Task. Check each line of the records below and collect those that include the word "JSON".

---------------

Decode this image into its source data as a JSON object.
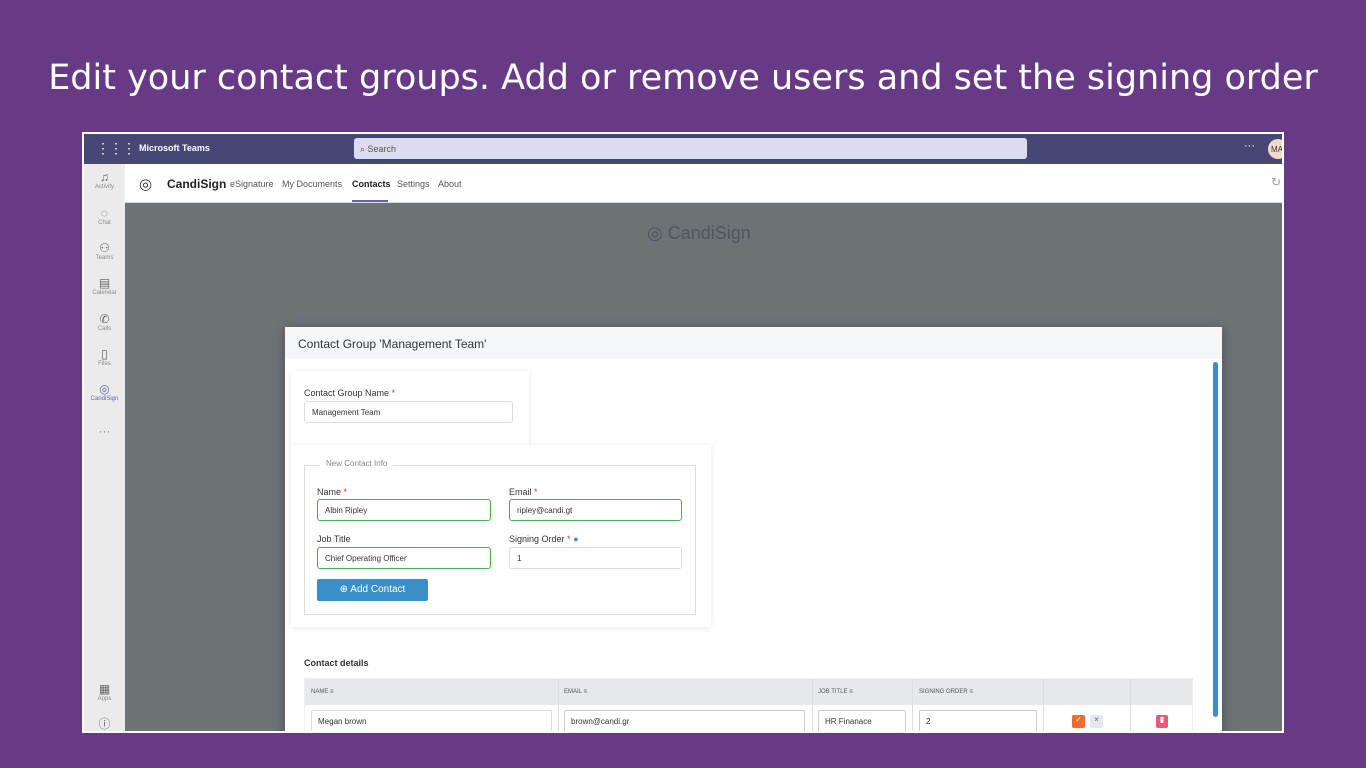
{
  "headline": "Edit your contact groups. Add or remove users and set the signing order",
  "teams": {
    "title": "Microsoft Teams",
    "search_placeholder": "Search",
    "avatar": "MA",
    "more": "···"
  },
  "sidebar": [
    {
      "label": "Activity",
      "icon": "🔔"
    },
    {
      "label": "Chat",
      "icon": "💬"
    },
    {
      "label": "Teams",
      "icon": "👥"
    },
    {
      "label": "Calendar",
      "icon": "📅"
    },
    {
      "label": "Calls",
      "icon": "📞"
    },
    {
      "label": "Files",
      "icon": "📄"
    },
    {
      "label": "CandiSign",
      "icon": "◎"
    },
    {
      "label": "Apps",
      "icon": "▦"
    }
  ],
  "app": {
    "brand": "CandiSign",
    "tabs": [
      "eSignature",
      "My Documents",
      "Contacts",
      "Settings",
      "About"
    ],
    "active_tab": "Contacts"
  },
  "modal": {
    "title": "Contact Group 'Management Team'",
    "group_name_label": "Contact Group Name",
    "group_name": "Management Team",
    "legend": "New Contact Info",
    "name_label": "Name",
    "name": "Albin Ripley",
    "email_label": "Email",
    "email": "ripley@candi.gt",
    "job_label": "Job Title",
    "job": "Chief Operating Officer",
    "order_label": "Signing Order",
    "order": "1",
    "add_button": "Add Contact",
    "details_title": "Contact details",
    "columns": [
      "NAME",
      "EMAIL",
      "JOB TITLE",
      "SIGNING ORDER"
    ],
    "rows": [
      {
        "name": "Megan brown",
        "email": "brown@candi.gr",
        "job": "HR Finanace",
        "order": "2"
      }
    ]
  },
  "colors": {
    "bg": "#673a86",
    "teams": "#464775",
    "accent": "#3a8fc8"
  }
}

---------------

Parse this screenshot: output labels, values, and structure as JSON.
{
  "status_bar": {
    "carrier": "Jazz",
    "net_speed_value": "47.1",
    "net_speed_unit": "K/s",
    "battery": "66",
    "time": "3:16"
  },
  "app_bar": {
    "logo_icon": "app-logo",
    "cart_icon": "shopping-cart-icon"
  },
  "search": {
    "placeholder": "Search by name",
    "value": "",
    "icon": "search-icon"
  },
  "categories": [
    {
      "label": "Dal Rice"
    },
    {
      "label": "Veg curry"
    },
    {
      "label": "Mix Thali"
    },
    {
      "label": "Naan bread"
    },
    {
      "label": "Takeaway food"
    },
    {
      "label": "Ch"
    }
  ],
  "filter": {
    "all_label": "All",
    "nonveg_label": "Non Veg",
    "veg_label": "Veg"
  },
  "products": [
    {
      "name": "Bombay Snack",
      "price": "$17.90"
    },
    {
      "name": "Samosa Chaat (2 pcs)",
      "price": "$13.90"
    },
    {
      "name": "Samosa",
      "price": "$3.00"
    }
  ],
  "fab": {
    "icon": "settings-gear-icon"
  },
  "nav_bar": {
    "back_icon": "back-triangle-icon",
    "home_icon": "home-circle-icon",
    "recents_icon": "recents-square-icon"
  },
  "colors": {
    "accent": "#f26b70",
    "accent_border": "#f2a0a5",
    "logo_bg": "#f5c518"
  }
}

---------------

Output for this task.
Decode this image into its source data as a JSON object.
Parse this screenshot: output labels, values, and structure as JSON.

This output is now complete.